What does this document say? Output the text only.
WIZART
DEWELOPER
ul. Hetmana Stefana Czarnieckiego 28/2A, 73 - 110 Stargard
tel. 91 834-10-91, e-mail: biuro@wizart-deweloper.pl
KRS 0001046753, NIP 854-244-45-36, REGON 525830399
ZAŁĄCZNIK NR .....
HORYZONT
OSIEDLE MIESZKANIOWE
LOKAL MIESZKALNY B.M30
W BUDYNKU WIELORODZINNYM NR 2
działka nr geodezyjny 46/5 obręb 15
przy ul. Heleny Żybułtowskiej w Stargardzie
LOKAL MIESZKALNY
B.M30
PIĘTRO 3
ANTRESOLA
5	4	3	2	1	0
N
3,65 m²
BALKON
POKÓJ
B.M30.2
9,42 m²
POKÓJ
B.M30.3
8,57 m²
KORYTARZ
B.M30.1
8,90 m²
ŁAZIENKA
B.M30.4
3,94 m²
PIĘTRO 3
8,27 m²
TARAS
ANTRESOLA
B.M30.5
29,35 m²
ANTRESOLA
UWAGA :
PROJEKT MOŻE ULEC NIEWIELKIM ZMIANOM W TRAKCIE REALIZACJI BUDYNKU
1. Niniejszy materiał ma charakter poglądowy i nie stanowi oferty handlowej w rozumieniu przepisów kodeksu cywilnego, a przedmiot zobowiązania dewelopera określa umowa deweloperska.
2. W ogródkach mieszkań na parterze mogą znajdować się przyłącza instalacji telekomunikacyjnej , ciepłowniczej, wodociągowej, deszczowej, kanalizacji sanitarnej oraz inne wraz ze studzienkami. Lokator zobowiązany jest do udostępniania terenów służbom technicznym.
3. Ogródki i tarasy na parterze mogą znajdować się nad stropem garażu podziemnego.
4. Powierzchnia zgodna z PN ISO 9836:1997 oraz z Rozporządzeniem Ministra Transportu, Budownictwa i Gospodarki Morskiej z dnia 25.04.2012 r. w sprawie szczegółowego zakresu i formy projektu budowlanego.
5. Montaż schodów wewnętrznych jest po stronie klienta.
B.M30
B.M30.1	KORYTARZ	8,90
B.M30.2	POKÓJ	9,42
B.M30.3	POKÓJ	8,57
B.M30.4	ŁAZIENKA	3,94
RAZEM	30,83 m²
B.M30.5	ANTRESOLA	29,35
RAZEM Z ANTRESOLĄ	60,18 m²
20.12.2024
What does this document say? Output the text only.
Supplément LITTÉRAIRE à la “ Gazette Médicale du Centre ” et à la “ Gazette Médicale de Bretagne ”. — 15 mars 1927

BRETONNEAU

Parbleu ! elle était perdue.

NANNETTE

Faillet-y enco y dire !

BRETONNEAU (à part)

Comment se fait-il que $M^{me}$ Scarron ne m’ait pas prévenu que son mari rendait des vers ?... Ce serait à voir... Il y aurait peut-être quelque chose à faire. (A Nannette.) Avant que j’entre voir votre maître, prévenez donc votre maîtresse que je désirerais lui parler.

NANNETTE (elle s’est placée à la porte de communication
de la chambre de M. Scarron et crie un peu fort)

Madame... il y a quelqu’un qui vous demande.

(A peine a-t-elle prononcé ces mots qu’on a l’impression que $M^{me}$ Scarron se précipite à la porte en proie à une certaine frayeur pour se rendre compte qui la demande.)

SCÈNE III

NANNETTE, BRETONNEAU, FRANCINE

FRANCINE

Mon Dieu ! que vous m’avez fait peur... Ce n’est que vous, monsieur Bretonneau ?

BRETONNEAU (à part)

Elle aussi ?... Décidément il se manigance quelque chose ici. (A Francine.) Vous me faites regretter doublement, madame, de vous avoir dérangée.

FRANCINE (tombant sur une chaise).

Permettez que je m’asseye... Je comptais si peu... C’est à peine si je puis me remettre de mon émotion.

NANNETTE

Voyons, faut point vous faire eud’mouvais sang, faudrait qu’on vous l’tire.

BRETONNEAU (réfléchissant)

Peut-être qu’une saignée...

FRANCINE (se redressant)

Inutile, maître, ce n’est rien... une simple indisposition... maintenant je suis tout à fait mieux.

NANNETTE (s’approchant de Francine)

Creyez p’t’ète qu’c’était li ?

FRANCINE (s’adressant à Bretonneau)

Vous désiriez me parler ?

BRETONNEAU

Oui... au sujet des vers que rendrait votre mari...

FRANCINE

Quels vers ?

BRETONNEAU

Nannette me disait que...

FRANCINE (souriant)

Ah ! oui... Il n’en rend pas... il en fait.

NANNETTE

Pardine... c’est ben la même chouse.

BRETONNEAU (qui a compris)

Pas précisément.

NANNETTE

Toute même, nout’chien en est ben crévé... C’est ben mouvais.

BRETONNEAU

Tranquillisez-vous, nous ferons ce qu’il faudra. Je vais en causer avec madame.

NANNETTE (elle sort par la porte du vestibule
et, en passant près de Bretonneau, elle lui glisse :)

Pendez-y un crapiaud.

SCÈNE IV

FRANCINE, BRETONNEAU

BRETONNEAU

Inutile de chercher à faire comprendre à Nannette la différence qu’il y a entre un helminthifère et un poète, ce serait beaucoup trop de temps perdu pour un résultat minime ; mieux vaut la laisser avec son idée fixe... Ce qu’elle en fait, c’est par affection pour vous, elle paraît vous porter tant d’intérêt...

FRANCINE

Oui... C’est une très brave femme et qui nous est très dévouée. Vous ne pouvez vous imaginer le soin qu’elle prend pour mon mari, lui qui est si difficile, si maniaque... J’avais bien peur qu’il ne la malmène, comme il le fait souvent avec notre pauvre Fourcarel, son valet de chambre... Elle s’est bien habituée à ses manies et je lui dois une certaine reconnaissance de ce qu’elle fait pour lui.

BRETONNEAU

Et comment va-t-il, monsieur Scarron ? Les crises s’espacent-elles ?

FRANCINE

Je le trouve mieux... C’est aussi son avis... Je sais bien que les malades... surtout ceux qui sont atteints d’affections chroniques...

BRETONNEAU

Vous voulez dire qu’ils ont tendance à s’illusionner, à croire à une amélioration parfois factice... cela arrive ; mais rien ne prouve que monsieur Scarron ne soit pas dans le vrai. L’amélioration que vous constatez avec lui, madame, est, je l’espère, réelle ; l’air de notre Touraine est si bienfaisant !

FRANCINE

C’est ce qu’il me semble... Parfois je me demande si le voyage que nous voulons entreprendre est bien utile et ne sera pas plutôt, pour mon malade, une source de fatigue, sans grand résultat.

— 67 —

WHAT YOU NEED TO DO:
Copy out all the entries shown above, character for character.

OUTPUT BELOW:
What does this document say? Output the text only.
WIZART
DEWELOPER
ul. Hetmana Stefana Czarnieckiego 28/2A, 73 - 110 Stargard
tel. 91 834-10-91, e-mail: biuro@wizart-deweloper.pl
KRS 0001046753, NIP 854-244-45-36, REGON 525830399
ZAŁĄCZNIK NR .....
HORYZONT
OSIEDLE MIESZKANIOWE
LOKAL MIESZKALNY B.M30
W BUDYNKU WIELORODZINNYM NR 2
działka nr geodezyjny 46/5 obręb 15
przy ul. Heleny Żybułtowskiej w Stargardzie
LOKAL MIESZKALNY
B.M30
PIĘTRO 3
ANTRESOLA
5	4	3	2	1	0
N
3,65 m²
BALKON
POKÓJ
B.M30.2
9,42 m²
POKÓJ
B.M30.3
8,57 m²
KORYTARZ
B.M30.1
8,90 m²
ŁAZIENKA
B.M30.4
3,94 m²
PIĘTRO 3
8,27 m²
TARAS
ANTRESOLA
B.M30.5
29,35 m²
ANTRESOLA
UWAGA :
PROJEKT MOŻE ULEC NIEWIELKIM ZMIANOM W TRAKCIE REALIZACJI BUDYNKU
1. Niniejszy materiał ma charakter poglądowy i nie stanowi oferty handlowej w rozumieniu przepisów kodeksu cywilnego, a przedmiot zobowiązania dewelopera określa umowa deweloperska.
2. W ogródkach mieszkań na parterze mogą znajdować się przyłącza instalacji telekomunikacyjnej , ciepłowniczej, wodociągowej, deszczowej, kanalizacji sanitarnej oraz inne wraz ze studzienkami. Lokator zobowiązany jest do udostępniania terenów służbom technicznym.
3. Ogródki i tarasy na parterze mogą znajdować się nad stropem garażu podziemnego.
4. Powierzchnia zgodna z PN ISO 9836:1997 oraz z Rozporządzeniem Ministra Transportu, Budownictwa i Gospodarki Morskiej z dnia 25.04.2012 r. w sprawie szczegółowego zakresu i formy projektu budowlanego.
5. Montaż schodów wewnętrznych jest po stronie klienta.
B.M30
B.M30.1	KORYTARZ	8,90
B.M30.2	POKÓJ	9,42
B.M30.3	POKÓJ	8,57
B.M30.4	ŁAZIENKA	3,94
RAZEM	30,83 m²
B.M30.5	ANTRESOLA	29,35
RAZEM Z ANTRESOLĄ	60,18 m²
20.12.2024
What does this document say? Output the text only.
Supplément LITTÉRAIRE à la “ Gazette Médicale du Centre ” et à la “ Gazette Médicale de Bretagne ”. — 15 mars 1927

BRETONNEAU

Parbleu ! elle était perdue.

NANNETTE

Faillet-y enco y dire !

BRETONNEAU (à part)

Comment se fait-il que $M^{me}$ Scarron ne m’ait pas prévenu que son mari rendait des vers ?... Ce serait à voir... Il y aurait peut-être quelque chose à faire. (A Nannette.) Avant que j’entre voir votre maître, prévenez donc votre maîtresse que je désirerais lui parler.

NANNETTE (elle s’est placée à la porte de communication
de la chambre de M. Scarron et crie un peu fort)

Madame... il y a quelqu’un qui vous demande.

(A peine a-t-elle prononcé ces mots qu’on a l’impression que $M^{me}$ Scarron se précipite à la porte en proie à une certaine frayeur pour se rendre compte qui la demande.)

SCÈNE III

NANNETTE, BRETONNEAU, FRANCINE

FRANCINE

Mon Dieu ! que vous m’avez fait peur... Ce n’est que vous, monsieur Bretonneau ?

BRETONNEAU (à part)

Elle aussi ?... Décidément il se manigance quelque chose ici. (A Francine.) Vous me faites regretter doublement, madame, de vous avoir dérangée.

FRANCINE (tombant sur une chaise).

Permettez que je m’asseye... Je comptais si peu... C’est à peine si je puis me remettre de mon émotion.

NANNETTE

Voyons, faut point vous faire eud’mouvais sang, faudrait qu’on vous l’tire.

BRETONNEAU (réfléchissant)

Peut-être qu’une saignée...

FRANCINE (se redressant)

Inutile, maître, ce n’est rien... une simple indisposition... maintenant je suis tout à fait mieux.

NANNETTE (s’approchant de Francine)

Creyez p’t’ète qu’c’était li ?

FRANCINE (s’adressant à Bretonneau)

Vous désiriez me parler ?

BRETONNEAU

Oui... au sujet des vers que rendrait votre mari...

FRANCINE

Quels vers ?

BRETONNEAU

Nannette me disait que...

FRANCINE (souriant)

Ah ! oui... Il n’en rend pas... il en fait.

NANNETTE

Pardine... c’est ben la même chouse.

BRETONNEAU (qui a compris)

Pas précisément.

NANNETTE

Toute même, nout’chien en est ben crévé... C’est ben mouvais.

BRETONNEAU

Tranquillisez-vous, nous ferons ce qu’il faudra. Je vais en causer avec madame.

NANNETTE (elle sort par la porte du vestibule
et, en passant près de Bretonneau, elle lui glisse :)

Pendez-y un crapiaud.

SCÈNE IV

FRANCINE, BRETONNEAU

BRETONNEAU

Inutile de chercher à faire comprendre à Nannette la différence qu’il y a entre un helminthifère et un poète, ce serait beaucoup trop de temps perdu pour un résultat minime ; mieux vaut la laisser avec son idée fixe... Ce qu’elle en fait, c’est par affection pour vous, elle paraît vous porter tant d’intérêt...

FRANCINE

Oui... C’est une très brave femme et qui nous est très dévouée. Vous ne pouvez vous imaginer le soin qu’elle prend pour mon mari, lui qui est si difficile, si maniaque... J’avais bien peur qu’il ne la malmène, comme il le fait souvent avec notre pauvre Fourcarel, son valet de chambre... Elle s’est bien habituée à ses manies et je lui dois une certaine reconnaissance de ce qu’elle fait pour lui.

BRETONNEAU

Et comment va-t-il, monsieur Scarron ? Les crises s’espacent-elles ?

FRANCINE

Je le trouve mieux... C’est aussi son avis... Je sais bien que les malades... surtout ceux qui sont atteints d’affections chroniques...

BRETONNEAU

Vous voulez dire qu’ils ont tendance à s’illusionner, à croire à une amélioration parfois factice... cela arrive ; mais rien ne prouve que monsieur Scarron ne soit pas dans le vrai. L’amélioration que vous constatez avec lui, madame, est, je l’espère, réelle ; l’air de notre Touraine est si bienfaisant !

FRANCINE

C’est ce qu’il me semble... Parfois je me demande si le voyage que nous voulons entreprendre est bien utile et ne sera pas plutôt, pour mon malade, une source de fatigue, sans grand résultat.

— 67 —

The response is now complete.